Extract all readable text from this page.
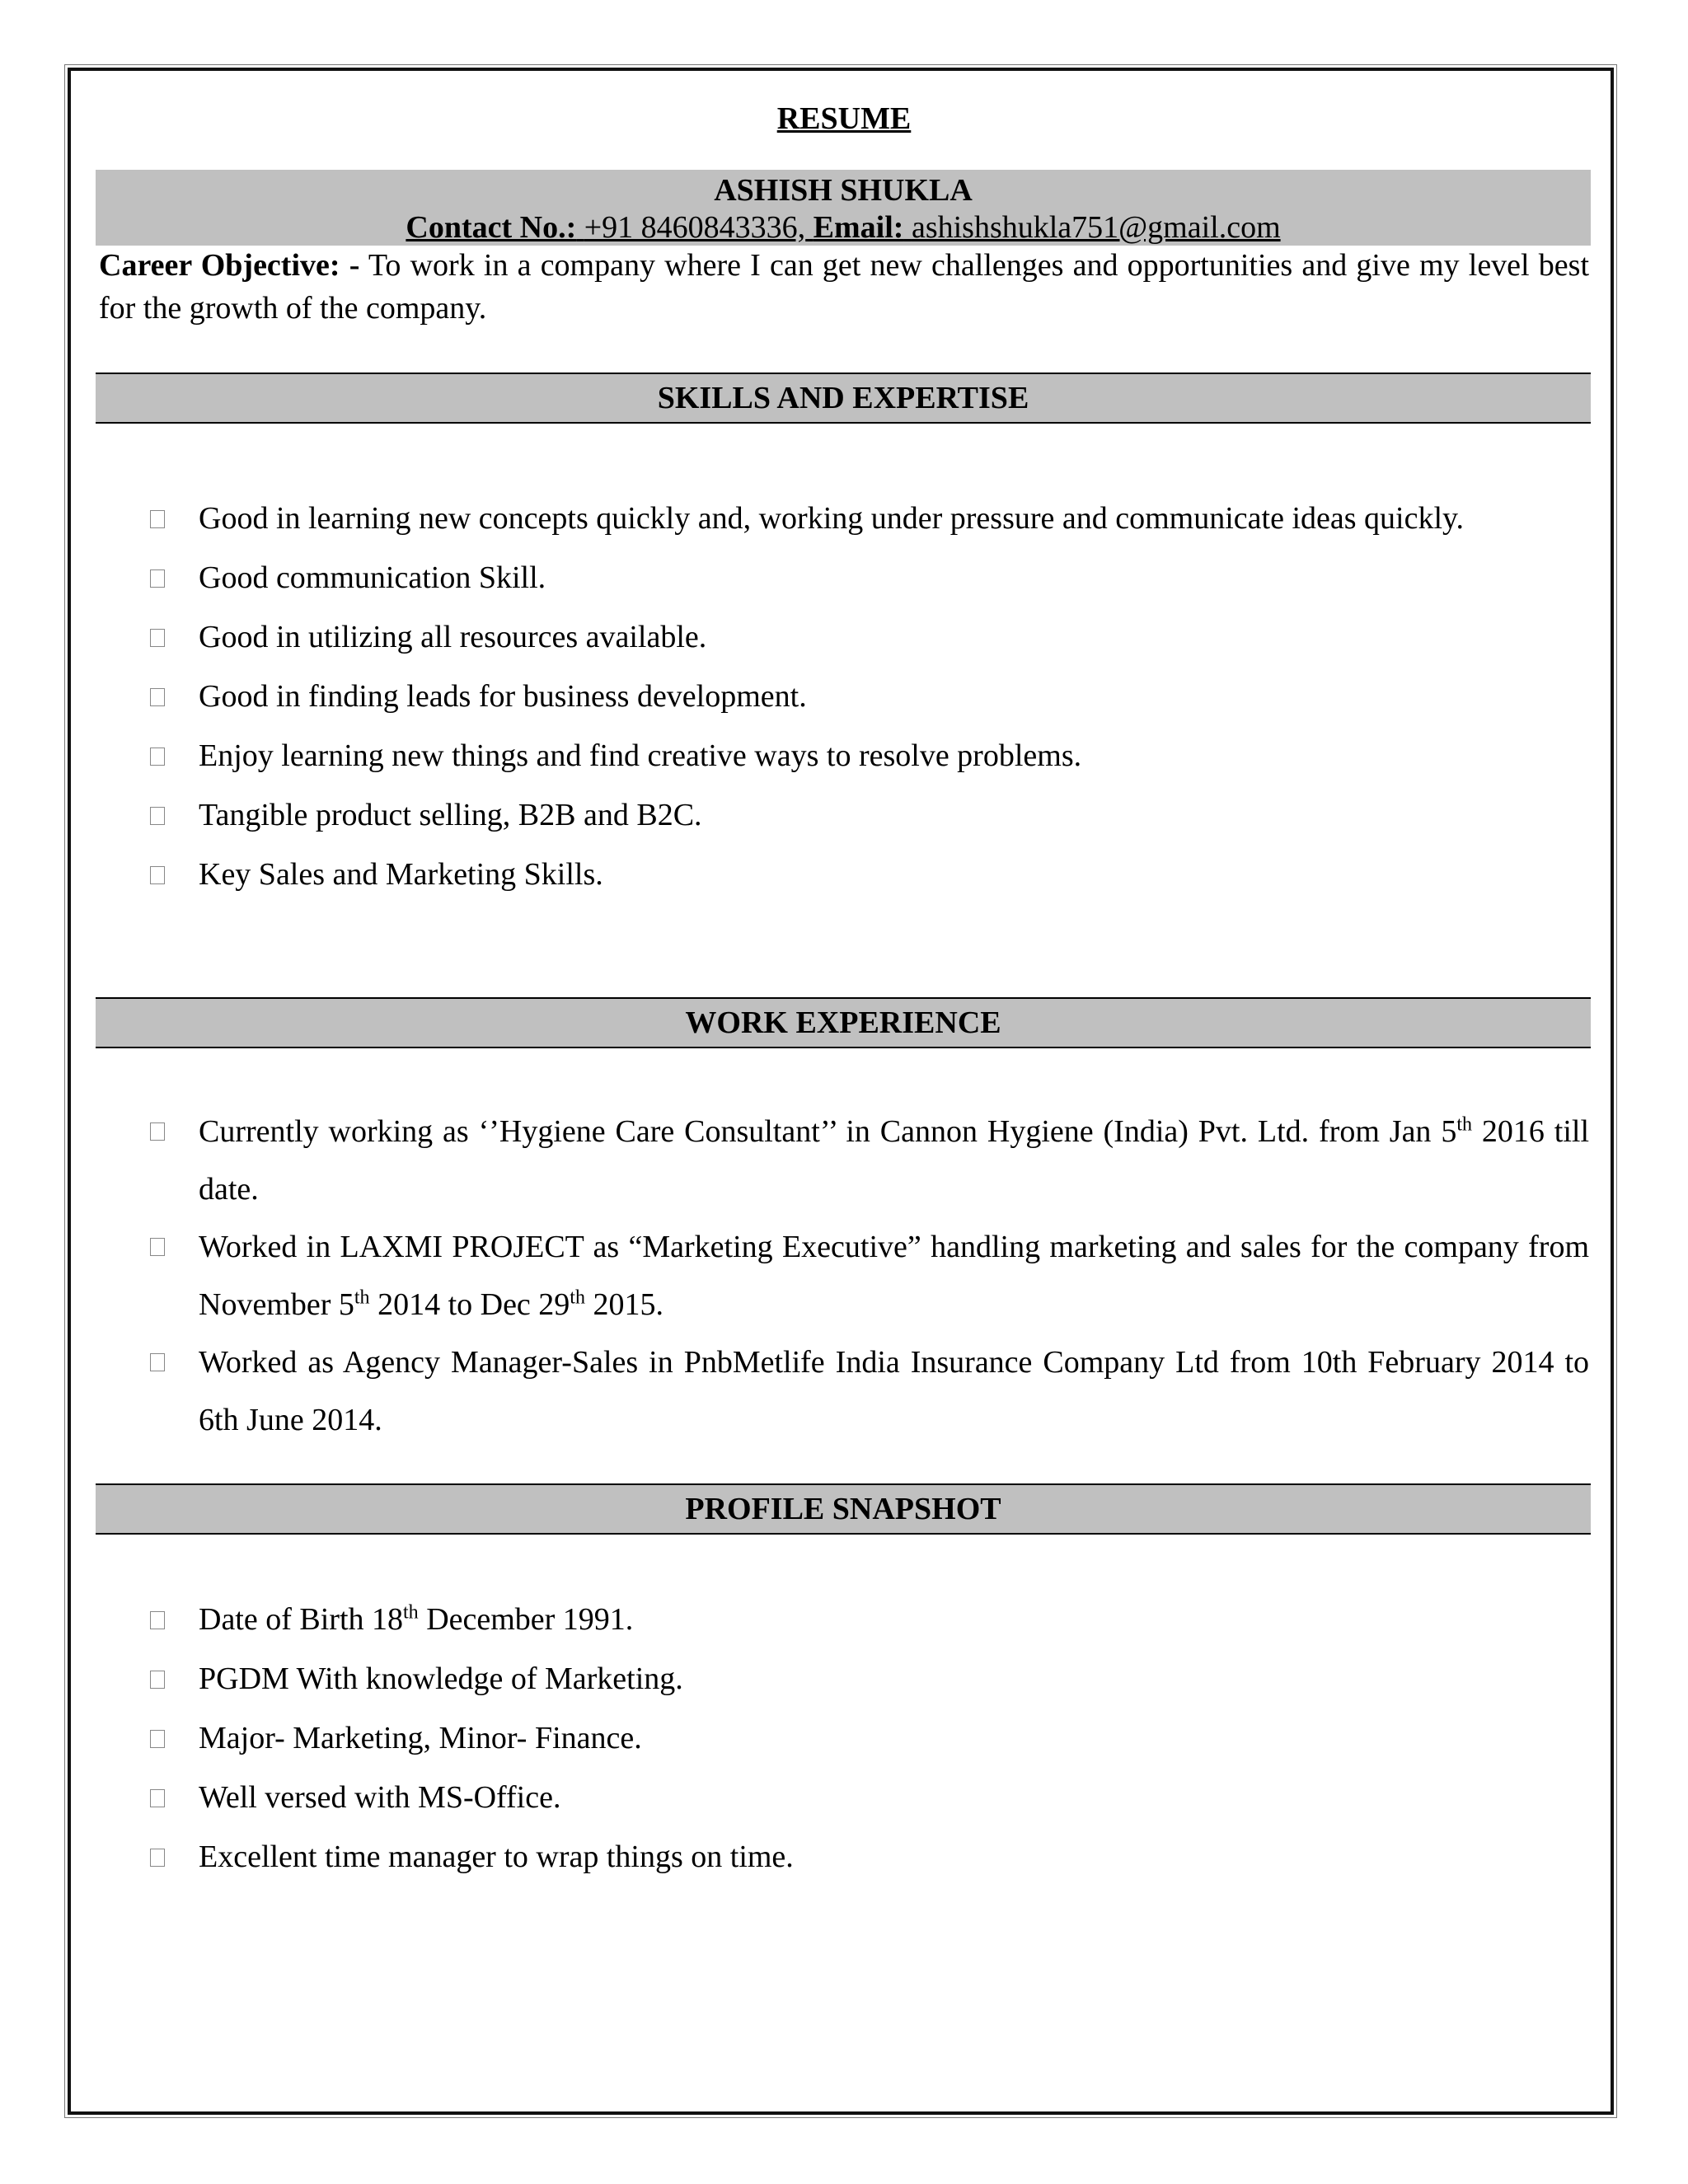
RESUME
ASHISH SHUKLA
Contact No.: +91 8460843336, Email: ashishshukla751@gmail.com
Career Objective: - To work in a company where I can get new challenges and opportunities and give my level best for the growth of the company.
SKILLS AND EXPERTISE
Good in learning new concepts quickly and, working under pressure and communicate ideas quickly.
Good communication Skill.
Good in utilizing all resources available.
Good in finding leads for business development.
Enjoy learning new things and find creative ways to resolve problems.
Tangible product selling, B2B and B2C.
Key Sales and Marketing Skills.
WORK EXPERIENCE
Currently working as ‘’Hygiene Care Consultant’’ in Cannon Hygiene (India) Pvt. Ltd. from Jan 5th 2016 till date.
Worked in LAXMI PROJECT as “Marketing Executive” handling marketing and sales for the company from November 5th 2014 to Dec 29th 2015.
Worked as Agency Manager-Sales in PnbMetlife India Insurance Company Ltd from 10th February 2014 to 6th June 2014.
PROFILE SNAPSHOT
Date of Birth 18th December 1991.
PGDM With knowledge of Marketing.
Major- Marketing, Minor- Finance.
Well versed with MS-Office.
Excellent time manager to wrap things on time.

▶ _Problem to solve_
Copy every line in the records above that contains the word "Worked".

▶ _Exercise result_
Worked in LAXMI PROJECT as “Marketing Executive” handling marketing and sales for the company from November 5th 2014 to Dec 29th 2015.
Worked as Agency Manager-Sales in PnbMetlife India Insurance Company Ltd from 10th February 2014 to 6th June 2014.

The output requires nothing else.